EXERCISE GOAL:
Reproduce the items word for word, from the very first line through the line that contains "wave-height-value: 9.12 [359,523,381,534]", including both of these lines.

Data items
------------------------------------------------------------------------
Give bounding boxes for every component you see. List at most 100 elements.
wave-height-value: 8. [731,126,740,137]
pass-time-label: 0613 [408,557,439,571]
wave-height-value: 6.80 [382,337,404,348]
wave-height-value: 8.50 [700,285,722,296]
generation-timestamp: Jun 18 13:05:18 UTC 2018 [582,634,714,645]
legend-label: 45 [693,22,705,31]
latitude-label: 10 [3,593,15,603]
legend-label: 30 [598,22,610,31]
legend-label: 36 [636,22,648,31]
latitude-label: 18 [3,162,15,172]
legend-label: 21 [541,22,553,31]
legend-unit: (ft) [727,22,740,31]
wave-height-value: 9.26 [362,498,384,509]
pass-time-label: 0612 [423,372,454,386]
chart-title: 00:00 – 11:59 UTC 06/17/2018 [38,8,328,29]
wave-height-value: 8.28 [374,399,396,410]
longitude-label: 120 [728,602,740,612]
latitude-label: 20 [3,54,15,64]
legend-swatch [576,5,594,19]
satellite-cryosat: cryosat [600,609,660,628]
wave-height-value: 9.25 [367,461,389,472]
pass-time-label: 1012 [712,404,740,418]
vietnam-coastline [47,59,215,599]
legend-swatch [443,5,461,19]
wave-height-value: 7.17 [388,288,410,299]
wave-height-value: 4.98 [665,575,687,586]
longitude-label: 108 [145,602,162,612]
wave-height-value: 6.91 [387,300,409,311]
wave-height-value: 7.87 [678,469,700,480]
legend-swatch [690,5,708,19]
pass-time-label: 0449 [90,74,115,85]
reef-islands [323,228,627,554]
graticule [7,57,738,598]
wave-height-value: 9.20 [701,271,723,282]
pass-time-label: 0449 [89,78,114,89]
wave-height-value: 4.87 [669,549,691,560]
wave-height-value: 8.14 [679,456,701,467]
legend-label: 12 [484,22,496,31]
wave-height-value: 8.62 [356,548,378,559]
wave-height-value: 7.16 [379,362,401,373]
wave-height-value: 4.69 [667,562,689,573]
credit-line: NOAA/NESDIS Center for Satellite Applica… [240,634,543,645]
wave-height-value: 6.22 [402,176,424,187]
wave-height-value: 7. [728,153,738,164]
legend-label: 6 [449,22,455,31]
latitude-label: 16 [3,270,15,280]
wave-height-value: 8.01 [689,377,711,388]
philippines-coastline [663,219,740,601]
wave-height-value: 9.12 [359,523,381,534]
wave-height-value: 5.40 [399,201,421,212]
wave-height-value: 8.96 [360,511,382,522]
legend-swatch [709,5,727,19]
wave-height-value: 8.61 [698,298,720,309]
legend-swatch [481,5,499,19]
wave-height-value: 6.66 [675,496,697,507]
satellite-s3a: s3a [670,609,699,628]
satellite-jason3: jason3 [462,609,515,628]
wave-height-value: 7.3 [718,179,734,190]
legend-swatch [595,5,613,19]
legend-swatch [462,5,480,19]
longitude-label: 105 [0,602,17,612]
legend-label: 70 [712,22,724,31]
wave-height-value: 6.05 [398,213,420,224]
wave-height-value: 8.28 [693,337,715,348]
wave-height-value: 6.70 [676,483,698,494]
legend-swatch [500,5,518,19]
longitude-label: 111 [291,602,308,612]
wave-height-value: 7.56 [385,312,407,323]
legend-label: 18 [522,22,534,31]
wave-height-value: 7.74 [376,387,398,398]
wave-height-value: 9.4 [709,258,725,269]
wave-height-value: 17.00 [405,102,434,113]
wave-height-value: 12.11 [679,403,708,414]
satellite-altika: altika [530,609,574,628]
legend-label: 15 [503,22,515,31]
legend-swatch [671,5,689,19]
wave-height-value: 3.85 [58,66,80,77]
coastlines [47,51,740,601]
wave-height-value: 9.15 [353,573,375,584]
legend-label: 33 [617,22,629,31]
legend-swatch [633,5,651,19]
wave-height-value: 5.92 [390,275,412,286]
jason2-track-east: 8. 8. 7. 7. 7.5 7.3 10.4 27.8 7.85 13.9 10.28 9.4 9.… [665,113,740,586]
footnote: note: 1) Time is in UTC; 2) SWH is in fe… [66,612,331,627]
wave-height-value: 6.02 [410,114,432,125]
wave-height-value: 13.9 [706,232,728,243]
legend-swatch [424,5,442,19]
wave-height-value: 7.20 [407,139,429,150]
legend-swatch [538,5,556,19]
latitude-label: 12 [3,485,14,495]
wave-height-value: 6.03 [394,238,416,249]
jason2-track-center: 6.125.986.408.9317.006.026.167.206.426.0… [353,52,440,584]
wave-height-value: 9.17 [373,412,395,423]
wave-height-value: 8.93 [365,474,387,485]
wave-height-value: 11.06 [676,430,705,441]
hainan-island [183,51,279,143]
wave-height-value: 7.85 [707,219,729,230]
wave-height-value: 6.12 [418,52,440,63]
------------------------------------------------------------------------
RESULT OF THE TASK:
Give bounding boxes for every component you see. List at most 100 elements.
wave-height-value: 8. [731,126,740,137]
pass-time-label: 0613 [408,557,439,571]
wave-height-value: 6.80 [382,337,404,348]
wave-height-value: 8.50 [700,285,722,296]
generation-timestamp: Jun 18 13:05:18 UTC 2018 [582,634,714,645]
legend-label: 45 [693,22,705,31]
latitude-label: 10 [3,593,15,603]
legend-label: 30 [598,22,610,31]
legend-label: 36 [636,22,648,31]
latitude-label: 18 [3,162,15,172]
legend-label: 21 [541,22,553,31]
legend-unit: (ft) [727,22,740,31]
wave-height-value: 9.26 [362,498,384,509]
pass-time-label: 0612 [423,372,454,386]
chart-title: 00:00 – 11:59 UTC 06/17/2018 [38,8,328,29]
wave-height-value: 8.28 [374,399,396,410]
longitude-label: 120 [728,602,740,612]
latitude-label: 20 [3,54,15,64]
legend-swatch [576,5,594,19]
satellite-cryosat: cryosat [600,609,660,628]
wave-height-value: 9.25 [367,461,389,472]
pass-time-label: 1012 [712,404,740,418]
vietnam-coastline [47,59,215,599]
legend-swatch [443,5,461,19]
wave-height-value: 7.17 [388,288,410,299]
wave-height-value: 4.98 [665,575,687,586]
longitude-label: 108 [145,602,162,612]
wave-height-value: 6.91 [387,300,409,311]
wave-height-value: 7.87 [678,469,700,480]
legend-swatch [690,5,708,19]
pass-time-label: 0449 [90,74,115,85]
reef-islands [323,228,627,554]
graticule [7,57,738,598]
wave-height-value: 9.20 [701,271,723,282]
pass-time-label: 0449 [89,78,114,89]
wave-height-value: 4.87 [669,549,691,560]
wave-height-value: 8.14 [679,456,701,467]
legend-label: 12 [484,22,496,31]
wave-height-value: 8.62 [356,548,378,559]
wave-height-value: 7.16 [379,362,401,373]
wave-height-value: 4.69 [667,562,689,573]
credit-line: NOAA/NESDIS Center for Satellite Applica… [240,634,543,645]
wave-height-value: 6.22 [402,176,424,187]
wave-height-value: 7. [728,153,738,164]
legend-label: 6 [449,22,455,31]
latitude-label: 16 [3,270,15,280]
wave-height-value: 8.01 [689,377,711,388]
philippines-coastline [663,219,740,601]
wave-height-value: 9.12 [359,523,381,534]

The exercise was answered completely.